--- TASK PROMPT ---
Which lines below hold the word "JSON"? Report each one.
•••••
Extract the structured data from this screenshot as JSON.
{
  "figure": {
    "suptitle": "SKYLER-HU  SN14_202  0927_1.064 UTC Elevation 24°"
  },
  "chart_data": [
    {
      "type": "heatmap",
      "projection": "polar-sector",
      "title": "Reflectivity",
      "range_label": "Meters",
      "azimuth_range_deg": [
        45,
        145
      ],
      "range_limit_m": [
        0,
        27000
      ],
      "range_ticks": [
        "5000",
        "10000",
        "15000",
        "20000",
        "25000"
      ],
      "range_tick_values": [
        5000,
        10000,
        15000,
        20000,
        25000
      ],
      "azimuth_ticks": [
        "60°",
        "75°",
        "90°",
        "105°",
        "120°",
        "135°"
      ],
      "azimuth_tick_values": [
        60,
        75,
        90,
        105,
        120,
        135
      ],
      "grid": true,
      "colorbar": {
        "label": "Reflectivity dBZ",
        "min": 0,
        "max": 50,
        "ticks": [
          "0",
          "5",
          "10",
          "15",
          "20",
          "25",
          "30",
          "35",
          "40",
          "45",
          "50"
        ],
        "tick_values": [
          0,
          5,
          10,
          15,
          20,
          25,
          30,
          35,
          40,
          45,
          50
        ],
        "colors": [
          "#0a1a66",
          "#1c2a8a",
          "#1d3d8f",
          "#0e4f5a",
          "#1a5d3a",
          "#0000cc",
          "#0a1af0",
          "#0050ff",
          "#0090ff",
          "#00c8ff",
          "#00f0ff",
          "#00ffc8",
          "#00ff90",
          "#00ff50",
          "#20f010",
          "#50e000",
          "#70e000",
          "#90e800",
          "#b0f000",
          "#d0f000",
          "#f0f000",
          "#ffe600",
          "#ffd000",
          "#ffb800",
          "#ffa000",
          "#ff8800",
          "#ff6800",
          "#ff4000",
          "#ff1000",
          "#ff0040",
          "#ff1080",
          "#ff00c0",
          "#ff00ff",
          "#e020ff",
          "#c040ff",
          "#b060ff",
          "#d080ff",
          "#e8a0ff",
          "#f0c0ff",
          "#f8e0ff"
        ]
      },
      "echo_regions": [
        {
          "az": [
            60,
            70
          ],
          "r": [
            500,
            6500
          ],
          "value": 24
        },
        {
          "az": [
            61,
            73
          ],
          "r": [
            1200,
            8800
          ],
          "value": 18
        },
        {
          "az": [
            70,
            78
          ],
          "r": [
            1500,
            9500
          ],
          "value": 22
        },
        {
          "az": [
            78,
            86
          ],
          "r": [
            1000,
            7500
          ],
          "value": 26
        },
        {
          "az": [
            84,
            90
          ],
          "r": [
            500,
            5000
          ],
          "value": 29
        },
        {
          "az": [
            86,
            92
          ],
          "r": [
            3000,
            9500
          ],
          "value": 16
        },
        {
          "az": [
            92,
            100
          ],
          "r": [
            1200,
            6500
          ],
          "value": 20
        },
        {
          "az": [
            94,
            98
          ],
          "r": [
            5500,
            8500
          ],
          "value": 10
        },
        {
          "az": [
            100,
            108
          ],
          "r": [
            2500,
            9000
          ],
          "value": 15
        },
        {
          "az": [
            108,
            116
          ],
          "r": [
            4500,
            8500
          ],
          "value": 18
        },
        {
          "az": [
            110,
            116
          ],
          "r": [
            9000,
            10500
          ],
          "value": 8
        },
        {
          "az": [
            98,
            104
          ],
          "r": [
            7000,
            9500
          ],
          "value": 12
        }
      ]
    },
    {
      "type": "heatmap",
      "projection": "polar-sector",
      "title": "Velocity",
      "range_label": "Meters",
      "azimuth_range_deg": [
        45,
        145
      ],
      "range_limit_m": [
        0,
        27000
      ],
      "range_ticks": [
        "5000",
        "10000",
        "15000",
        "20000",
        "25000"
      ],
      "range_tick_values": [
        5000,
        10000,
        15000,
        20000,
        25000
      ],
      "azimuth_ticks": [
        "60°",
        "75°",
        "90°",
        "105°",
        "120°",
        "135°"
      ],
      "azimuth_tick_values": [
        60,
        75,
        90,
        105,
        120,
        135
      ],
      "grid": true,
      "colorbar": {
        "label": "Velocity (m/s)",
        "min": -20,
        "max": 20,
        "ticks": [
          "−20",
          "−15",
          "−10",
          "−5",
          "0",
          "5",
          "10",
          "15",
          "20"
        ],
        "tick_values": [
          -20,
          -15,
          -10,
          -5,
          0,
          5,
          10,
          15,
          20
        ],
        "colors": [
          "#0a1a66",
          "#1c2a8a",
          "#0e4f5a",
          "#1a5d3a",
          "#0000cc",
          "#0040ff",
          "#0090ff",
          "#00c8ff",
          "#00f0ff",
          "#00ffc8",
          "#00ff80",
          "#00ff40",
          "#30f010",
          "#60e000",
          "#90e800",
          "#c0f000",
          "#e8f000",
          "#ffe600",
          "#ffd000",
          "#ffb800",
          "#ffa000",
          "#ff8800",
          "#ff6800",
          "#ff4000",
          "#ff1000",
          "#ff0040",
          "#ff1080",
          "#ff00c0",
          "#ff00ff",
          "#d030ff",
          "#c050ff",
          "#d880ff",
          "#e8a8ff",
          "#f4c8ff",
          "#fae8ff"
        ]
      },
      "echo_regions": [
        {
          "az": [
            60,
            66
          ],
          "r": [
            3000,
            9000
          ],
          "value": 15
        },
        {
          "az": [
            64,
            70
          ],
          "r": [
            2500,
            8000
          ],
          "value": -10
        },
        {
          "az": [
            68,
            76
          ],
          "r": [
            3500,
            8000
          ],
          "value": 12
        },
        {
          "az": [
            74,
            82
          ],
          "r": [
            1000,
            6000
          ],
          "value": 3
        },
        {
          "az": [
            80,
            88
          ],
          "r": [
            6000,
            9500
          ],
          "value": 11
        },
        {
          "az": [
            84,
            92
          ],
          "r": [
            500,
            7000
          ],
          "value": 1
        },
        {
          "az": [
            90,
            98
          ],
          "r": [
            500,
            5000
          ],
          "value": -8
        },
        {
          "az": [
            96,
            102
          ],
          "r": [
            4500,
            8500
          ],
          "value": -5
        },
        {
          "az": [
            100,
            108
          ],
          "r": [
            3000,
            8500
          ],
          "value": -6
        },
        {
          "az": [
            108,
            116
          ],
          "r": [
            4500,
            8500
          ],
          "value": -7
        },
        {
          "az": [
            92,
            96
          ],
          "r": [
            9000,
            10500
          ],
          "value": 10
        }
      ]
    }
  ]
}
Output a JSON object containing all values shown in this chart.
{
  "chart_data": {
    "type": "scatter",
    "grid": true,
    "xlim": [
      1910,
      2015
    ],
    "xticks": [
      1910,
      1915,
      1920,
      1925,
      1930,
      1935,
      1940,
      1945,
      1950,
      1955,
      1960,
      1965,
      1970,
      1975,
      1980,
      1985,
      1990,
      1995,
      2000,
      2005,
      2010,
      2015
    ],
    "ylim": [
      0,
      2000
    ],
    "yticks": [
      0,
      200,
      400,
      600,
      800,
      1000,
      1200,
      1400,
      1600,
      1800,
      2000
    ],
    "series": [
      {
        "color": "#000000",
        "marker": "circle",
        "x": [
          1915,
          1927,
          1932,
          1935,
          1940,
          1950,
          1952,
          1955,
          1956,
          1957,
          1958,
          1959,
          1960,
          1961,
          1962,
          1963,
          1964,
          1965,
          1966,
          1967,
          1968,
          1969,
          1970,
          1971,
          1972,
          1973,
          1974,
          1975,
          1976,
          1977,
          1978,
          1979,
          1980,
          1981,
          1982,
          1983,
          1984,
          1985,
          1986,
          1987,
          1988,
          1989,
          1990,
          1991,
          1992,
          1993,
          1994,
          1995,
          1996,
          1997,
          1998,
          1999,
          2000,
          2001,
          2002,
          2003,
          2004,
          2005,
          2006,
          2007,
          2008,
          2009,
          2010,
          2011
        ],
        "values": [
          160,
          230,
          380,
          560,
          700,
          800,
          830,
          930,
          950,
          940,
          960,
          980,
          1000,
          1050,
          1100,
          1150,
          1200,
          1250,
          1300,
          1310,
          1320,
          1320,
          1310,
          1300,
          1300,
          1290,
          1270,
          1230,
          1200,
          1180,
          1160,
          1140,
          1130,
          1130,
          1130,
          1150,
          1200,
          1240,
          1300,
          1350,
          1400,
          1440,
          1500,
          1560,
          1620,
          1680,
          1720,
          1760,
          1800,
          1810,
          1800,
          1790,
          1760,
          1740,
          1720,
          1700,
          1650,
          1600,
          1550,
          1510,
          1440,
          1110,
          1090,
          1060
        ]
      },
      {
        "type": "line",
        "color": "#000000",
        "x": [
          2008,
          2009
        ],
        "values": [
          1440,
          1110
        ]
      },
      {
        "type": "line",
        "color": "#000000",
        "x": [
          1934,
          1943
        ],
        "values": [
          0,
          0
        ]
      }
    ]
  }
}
•••••
--- RESULT OF THIS EXERCISE ---
Extract the structured data from this screenshot as JSON.
Output a JSON object containing all values shown in this chart.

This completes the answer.